[Start Rows]
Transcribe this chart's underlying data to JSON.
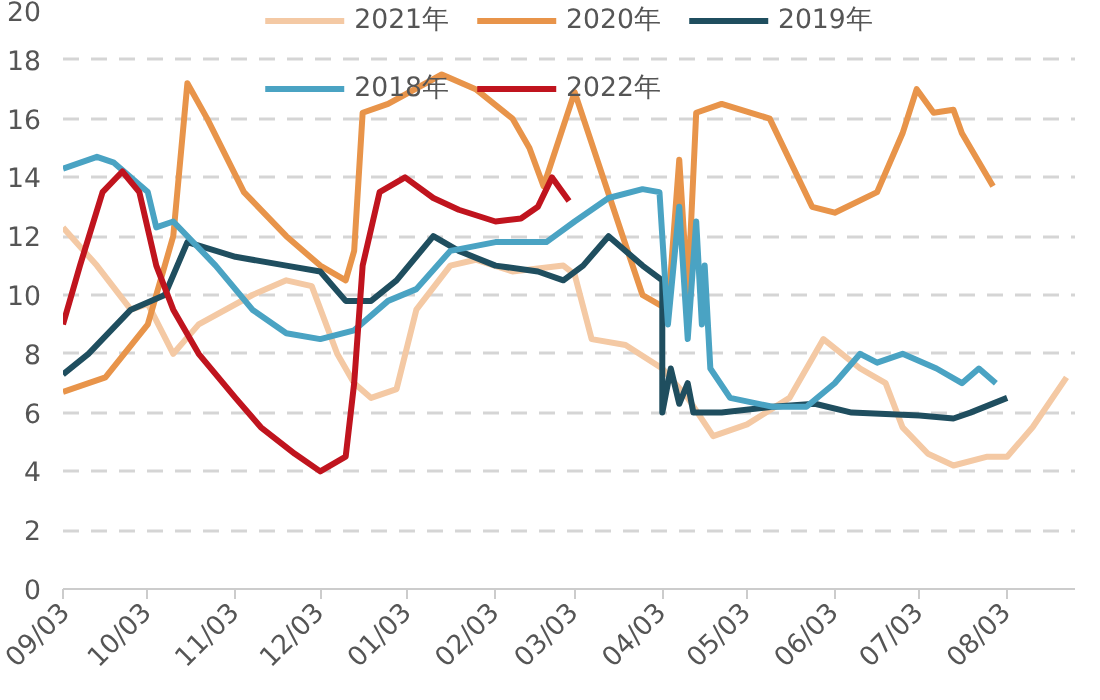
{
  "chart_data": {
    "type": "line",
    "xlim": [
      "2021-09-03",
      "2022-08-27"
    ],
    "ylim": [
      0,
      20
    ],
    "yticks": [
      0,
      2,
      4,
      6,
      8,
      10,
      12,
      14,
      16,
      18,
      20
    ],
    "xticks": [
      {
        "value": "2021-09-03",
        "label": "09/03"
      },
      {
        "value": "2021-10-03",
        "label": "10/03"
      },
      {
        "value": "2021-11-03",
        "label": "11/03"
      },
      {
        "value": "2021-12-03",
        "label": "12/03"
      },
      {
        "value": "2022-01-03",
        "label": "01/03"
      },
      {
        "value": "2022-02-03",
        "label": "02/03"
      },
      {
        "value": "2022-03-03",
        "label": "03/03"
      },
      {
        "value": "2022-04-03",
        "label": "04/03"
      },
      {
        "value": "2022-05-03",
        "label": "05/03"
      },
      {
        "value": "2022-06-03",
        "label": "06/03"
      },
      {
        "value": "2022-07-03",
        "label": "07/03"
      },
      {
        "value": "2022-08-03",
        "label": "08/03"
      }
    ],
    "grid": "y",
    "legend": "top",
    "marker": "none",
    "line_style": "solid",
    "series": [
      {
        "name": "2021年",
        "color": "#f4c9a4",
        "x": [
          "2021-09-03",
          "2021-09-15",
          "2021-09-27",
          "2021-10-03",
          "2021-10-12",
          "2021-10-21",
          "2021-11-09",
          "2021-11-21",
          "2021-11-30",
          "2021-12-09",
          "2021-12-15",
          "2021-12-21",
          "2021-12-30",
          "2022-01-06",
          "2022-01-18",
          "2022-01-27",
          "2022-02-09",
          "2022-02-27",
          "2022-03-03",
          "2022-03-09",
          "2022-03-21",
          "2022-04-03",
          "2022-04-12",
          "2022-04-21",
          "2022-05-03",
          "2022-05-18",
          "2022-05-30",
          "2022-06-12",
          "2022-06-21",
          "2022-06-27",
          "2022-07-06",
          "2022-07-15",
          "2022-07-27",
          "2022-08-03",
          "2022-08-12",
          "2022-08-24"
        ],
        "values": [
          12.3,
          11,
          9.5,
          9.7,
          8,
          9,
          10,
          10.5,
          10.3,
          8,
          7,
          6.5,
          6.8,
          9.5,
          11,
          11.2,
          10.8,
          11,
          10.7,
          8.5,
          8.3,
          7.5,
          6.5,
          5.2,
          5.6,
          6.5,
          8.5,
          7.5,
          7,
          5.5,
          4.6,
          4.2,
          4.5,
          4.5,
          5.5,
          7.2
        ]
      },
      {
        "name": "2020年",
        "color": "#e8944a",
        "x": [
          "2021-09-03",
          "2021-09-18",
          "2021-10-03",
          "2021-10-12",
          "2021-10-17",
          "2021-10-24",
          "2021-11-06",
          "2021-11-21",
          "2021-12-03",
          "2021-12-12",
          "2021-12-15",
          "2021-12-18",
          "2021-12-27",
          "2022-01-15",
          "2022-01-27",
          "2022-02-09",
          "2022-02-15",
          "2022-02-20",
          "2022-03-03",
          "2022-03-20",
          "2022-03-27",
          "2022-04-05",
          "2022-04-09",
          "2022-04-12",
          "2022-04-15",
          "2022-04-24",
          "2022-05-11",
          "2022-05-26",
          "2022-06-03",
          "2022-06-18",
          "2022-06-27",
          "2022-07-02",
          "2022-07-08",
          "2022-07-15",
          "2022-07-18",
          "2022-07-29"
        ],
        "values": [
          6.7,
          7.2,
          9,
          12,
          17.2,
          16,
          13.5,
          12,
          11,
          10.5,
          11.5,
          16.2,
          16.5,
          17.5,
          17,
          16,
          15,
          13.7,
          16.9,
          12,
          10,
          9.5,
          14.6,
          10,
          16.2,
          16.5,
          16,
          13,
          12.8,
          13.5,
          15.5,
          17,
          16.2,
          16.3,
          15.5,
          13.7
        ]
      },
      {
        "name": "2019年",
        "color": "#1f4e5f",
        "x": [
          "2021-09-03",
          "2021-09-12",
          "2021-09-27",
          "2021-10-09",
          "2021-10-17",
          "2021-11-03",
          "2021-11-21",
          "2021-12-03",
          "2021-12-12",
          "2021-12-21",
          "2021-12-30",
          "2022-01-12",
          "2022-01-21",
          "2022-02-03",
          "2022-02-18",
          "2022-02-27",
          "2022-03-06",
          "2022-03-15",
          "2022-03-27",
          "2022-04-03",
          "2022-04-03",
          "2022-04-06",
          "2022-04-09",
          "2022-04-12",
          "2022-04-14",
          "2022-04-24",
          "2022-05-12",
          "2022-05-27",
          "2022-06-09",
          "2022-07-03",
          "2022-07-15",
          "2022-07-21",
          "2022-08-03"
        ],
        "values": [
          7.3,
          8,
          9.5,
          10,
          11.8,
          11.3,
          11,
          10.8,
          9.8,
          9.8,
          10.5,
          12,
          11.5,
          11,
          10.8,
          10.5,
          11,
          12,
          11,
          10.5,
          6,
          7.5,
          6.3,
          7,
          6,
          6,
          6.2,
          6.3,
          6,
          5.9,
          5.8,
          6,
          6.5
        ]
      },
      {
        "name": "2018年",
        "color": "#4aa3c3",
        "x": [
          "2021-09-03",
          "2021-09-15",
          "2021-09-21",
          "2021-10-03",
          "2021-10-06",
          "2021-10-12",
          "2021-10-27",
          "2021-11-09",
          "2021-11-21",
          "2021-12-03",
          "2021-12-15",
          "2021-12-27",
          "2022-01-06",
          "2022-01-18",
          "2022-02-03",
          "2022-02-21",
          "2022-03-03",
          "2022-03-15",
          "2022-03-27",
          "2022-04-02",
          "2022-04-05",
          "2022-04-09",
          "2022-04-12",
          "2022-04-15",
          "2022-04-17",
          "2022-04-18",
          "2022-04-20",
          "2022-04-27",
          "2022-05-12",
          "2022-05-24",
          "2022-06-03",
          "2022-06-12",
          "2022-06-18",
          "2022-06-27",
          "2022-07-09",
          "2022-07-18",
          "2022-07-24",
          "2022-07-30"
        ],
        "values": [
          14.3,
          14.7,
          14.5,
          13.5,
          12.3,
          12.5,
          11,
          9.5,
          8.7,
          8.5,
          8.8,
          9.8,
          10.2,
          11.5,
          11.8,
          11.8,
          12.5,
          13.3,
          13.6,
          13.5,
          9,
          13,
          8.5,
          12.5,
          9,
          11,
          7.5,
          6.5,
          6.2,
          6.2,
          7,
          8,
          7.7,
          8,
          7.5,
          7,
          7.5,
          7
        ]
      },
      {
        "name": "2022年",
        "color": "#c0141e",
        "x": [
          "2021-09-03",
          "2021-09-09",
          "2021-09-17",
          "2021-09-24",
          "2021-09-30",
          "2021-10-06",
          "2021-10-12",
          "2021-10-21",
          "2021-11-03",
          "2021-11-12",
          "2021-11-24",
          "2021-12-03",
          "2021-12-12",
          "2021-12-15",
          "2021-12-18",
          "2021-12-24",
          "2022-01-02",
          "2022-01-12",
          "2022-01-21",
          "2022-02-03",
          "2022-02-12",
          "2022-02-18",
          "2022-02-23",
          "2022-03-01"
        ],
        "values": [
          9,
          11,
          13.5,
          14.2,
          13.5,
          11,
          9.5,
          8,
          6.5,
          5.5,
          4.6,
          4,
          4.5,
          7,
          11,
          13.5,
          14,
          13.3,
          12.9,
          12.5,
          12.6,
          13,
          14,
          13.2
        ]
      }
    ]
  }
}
[End Rows]
_Work instructions_: Copy every line of the data word for word, omitting the images.

_Problem solution_:
Transcribe this chart's underlying data to JSON.
{
  "chart_data": {
    "type": "line",
    "xlim": [
      "2021-09-03",
      "2022-08-27"
    ],
    "ylim": [
      0,
      20
    ],
    "yticks": [
      0,
      2,
      4,
      6,
      8,
      10,
      12,
      14,
      16,
      18,
      20
    ],
    "xticks": [
      {
        "value": "2021-09-03",
        "label": "09/03"
      },
      {
        "value": "2021-10-03",
        "label": "10/03"
      },
      {
        "value": "2021-11-03",
        "label": "11/03"
      },
      {
        "value": "2021-12-03",
        "label": "12/03"
      },
      {
        "value": "2022-01-03",
        "label": "01/03"
      },
      {
        "value": "2022-02-03",
        "label": "02/03"
      },
      {
        "value": "2022-03-03",
        "label": "03/03"
      },
      {
        "value": "2022-04-03",
        "label": "04/03"
      },
      {
        "value": "2022-05-03",
        "label": "05/03"
      },
      {
        "value": "2022-06-03",
        "label": "06/03"
      },
      {
        "value": "2022-07-03",
        "label": "07/03"
      },
      {
        "value": "2022-08-03",
        "label": "08/03"
      }
    ],
    "grid": "y",
    "legend": "top",
    "marker": "none",
    "line_style": "solid",
    "series": [
      {
        "name": "2021年",
        "color": "#f4c9a4",
        "x": [
          "2021-09-03",
          "2021-09-15",
          "2021-09-27",
          "2021-10-03",
          "2021-10-12",
          "2021-10-21",
          "2021-11-09",
          "2021-11-21",
          "2021-11-30",
          "2021-12-09",
          "2021-12-15",
          "2021-12-21",
          "2021-12-30",
          "2022-01-06",
          "2022-01-18",
          "2022-01-27",
          "2022-02-09",
          "2022-02-27",
          "2022-03-03",
          "2022-03-09",
          "2022-03-21",
          "2022-04-03",
          "2022-04-12",
          "2022-04-21",
          "2022-05-03",
          "2022-05-18",
          "2022-05-30",
          "2022-06-12",
          "2022-06-21",
          "2022-06-27",
          "2022-07-06",
          "2022-07-15",
          "2022-07-27",
          "2022-08-03",
          "2022-08-12",
          "2022-08-24"
        ],
        "values": [
          12.3,
          11,
          9.5,
          9.7,
          8,
          9,
          10,
          10.5,
          10.3,
          8,
          7,
          6.5,
          6.8,
          9.5,
          11,
          11.2,
          10.8,
          11,
          10.7,
          8.5,
          8.3,
          7.5,
          6.5,
          5.2,
          5.6,
          6.5,
          8.5,
          7.5,
          7,
          5.5,
          4.6,
          4.2,
          4.5,
          4.5,
          5.5,
          7.2
        ]
      },
      {
        "name": "2020年",
        "color": "#e8944a",
        "x": [
          "2021-09-03",
          "2021-09-18",
          "2021-10-03",
          "2021-10-12",
          "2021-10-17",
          "2021-10-24",
          "2021-11-06",
          "2021-11-21",
          "2021-12-03",
          "2021-12-12",
          "2021-12-15",
          "2021-12-18",
          "2021-12-27",
          "2022-01-15",
          "2022-01-27",
          "2022-02-09",
          "2022-02-15",
          "2022-02-20",
          "2022-03-03",
          "2022-03-20",
          "2022-03-27",
          "2022-04-05",
          "2022-04-09",
          "2022-04-12",
          "2022-04-15",
          "2022-04-24",
          "2022-05-11",
          "2022-05-26",
          "2022-06-03",
          "2022-06-18",
          "2022-06-27",
          "2022-07-02",
          "2022-07-08",
          "2022-07-15",
          "2022-07-18",
          "2022-07-29"
        ],
        "values": [
          6.7,
          7.2,
          9,
          12,
          17.2,
          16,
          13.5,
          12,
          11,
          10.5,
          11.5,
          16.2,
          16.5,
          17.5,
          17,
          16,
          15,
          13.7,
          16.9,
          12,
          10,
          9.5,
          14.6,
          10,
          16.2,
          16.5,
          16,
          13,
          12.8,
          13.5,
          15.5,
          17,
          16.2,
          16.3,
          15.5,
          13.7
        ]
      },
      {
        "name": "2019年",
        "color": "#1f4e5f",
        "x": [
          "2021-09-03",
          "2021-09-12",
          "2021-09-27",
          "2021-10-09",
          "2021-10-17",
          "2021-11-03",
          "2021-11-21",
          "2021-12-03",
          "2021-12-12",
          "2021-12-21",
          "2021-12-30",
          "2022-01-12",
          "2022-01-21",
          "2022-02-03",
          "2022-02-18",
          "2022-02-27",
          "2022-03-06",
          "2022-03-15",
          "2022-03-27",
          "2022-04-03",
          "2022-04-03",
          "2022-04-06",
          "2022-04-09",
          "2022-04-12",
          "2022-04-14",
          "2022-04-24",
          "2022-05-12",
          "2022-05-27",
          "2022-06-09",
          "2022-07-03",
          "2022-07-15",
          "2022-07-21",
          "2022-08-03"
        ],
        "values": [
          7.3,
          8,
          9.5,
          10,
          11.8,
          11.3,
          11,
          10.8,
          9.8,
          9.8,
          10.5,
          12,
          11.5,
          11,
          10.8,
          10.5,
          11,
          12,
          11,
          10.5,
          6,
          7.5,
          6.3,
          7,
          6,
          6,
          6.2,
          6.3,
          6,
          5.9,
          5.8,
          6,
          6.5
        ]
      },
      {
        "name": "2018年",
        "color": "#4aa3c3",
        "x": [
          "2021-09-03",
          "2021-09-15",
          "2021-09-21",
          "2021-10-03",
          "2021-10-06",
          "2021-10-12",
          "2021-10-27",
          "2021-11-09",
          "2021-11-21",
          "2021-12-03",
          "2021-12-15",
          "2021-12-27",
          "2022-01-06",
          "2022-01-18",
          "2022-02-03",
          "2022-02-21",
          "2022-03-03",
          "2022-03-15",
          "2022-03-27",
          "2022-04-02",
          "2022-04-05",
          "2022-04-09",
          "2022-04-12",
          "2022-04-15",
          "2022-04-17",
          "2022-04-18",
          "2022-04-20",
          "2022-04-27",
          "2022-05-12",
          "2022-05-24",
          "2022-06-03",
          "2022-06-12",
          "2022-06-18",
          "2022-06-27",
          "2022-07-09",
          "2022-07-18",
          "2022-07-24",
          "2022-07-30"
        ],
        "values": [
          14.3,
          14.7,
          14.5,
          13.5,
          12.3,
          12.5,
          11,
          9.5,
          8.7,
          8.5,
          8.8,
          9.8,
          10.2,
          11.5,
          11.8,
          11.8,
          12.5,
          13.3,
          13.6,
          13.5,
          9,
          13,
          8.5,
          12.5,
          9,
          11,
          7.5,
          6.5,
          6.2,
          6.2,
          7,
          8,
          7.7,
          8,
          7.5,
          7,
          7.5,
          7
        ]
      },
      {
        "name": "2022年",
        "color": "#c0141e",
        "x": [
          "2021-09-03",
          "2021-09-09",
          "2021-09-17",
          "2021-09-24",
          "2021-09-30",
          "2021-10-06",
          "2021-10-12",
          "2021-10-21",
          "2021-11-03",
          "2021-11-12",
          "2021-11-24",
          "2021-12-03",
          "2021-12-12",
          "2021-12-15",
          "2021-12-18",
          "2021-12-24",
          "2022-01-02",
          "2022-01-12",
          "2022-01-21",
          "2022-02-03",
          "2022-02-12",
          "2022-02-18",
          "2022-02-23",
          "2022-03-01"
        ],
        "values": [
          9,
          11,
          13.5,
          14.2,
          13.5,
          11,
          9.5,
          8,
          6.5,
          5.5,
          4.6,
          4,
          4.5,
          7,
          11,
          13.5,
          14,
          13.3,
          12.9,
          12.5,
          12.6,
          13,
          14,
          13.2
        ]
      }
    ]
  }
}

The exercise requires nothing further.